--- Start of PASSAGE ---

First, I–and many other cooks–always use them interchangeably because, as far as I”m concerned, they may as well be the same thing (even though they’re not). They’re both liquids made from vegetables, meat, and bones, and they can both be used for all the same things (namely, soups). There is a very slight difference, though, that can become noticeable when used in certain meals. So let’s go ahead and talk about stock vs broth.
Stock
A stock is made by simmering vegetables, meat (optional), scraps, and bones (though a lot of people only use the bones). And that’s it. There is nothing added to it. No seasonings or anything. It has essentially no flavor, but it makes a great base for soups, sauces, and casseroles. You know you’ve made a stock correctly when you refrigerate it and it turns into a gelatin-like substance. This should happen every time with a stock, but not every time with a broth…depending on how you make it.
How to make a stock:
- leftover bones, skin, and other meat scraps
- chopped vegetables of your choice (recommended: carrots, celery, onion, mushrooms)
- water
Step 01: Put the scraps and vegetables into a pot. Cover with water (until everything is just covered).
Step 02: Bring to a boil and reduce heat to a simmer. Simmer, uncovered, for 4 hours, occasionally skimmed off the foam.
Step 03: Run the stock through a fine-mesh strainer.
Step 04: Use immediately or pour into an air-tight container. Stock can be refrigerated for 1 week or frozen for 4 months.
Broth
Broths are made the same way as stocks–by slowly simmering vegetables, meat, scraps, and bones–but broth is more flavorful. With broth, you add seasonings, herbs, salts…anything that can give it some flavor. Basically, a broth would taste pretty good on its own, but a stock would just taste like watered-down meat juice. (Ew.) When making broth, bones and scraps are optional (some would even say they shouldn’t be used in a broth at all and that is the real difference…I disagree, but you can make yours however you want). If you’re roasting a whole chicken, though, using them is unavoidable.

--- End of PASSAGE ---

▸ AIM 1:
In the stock-and-broth text, how long can stock be kept frozen?
▸ AIM 2:
Rewrite the stretch of the stock-and-broth text from "First, I–and many" through "stock vs broth.", putting "chefs" in place of "cooks".
The data that comes next has no connection to the stock-and-broth text.

--- Start of COLLECTED MATERIAL ---

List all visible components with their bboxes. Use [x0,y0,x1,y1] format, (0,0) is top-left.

--- End of COLLECTED MATERIAL ---

▸ FULL ANSWER 1:
Stock can be frozen for 4 months.

▸ FULL ANSWER 2:
First, I–and many other chefs–always use them interchangeably because, as far as I”m concerned, they may as well be the same thing (even though they’re not). They’re both liquids made from vegetables, meat, and bones, and they can both be used for all the same things (namely, soups). There is a very slight difference, though, that can become noticeable when used in certain meals. So let’s go ahead and talk about stock vs broth.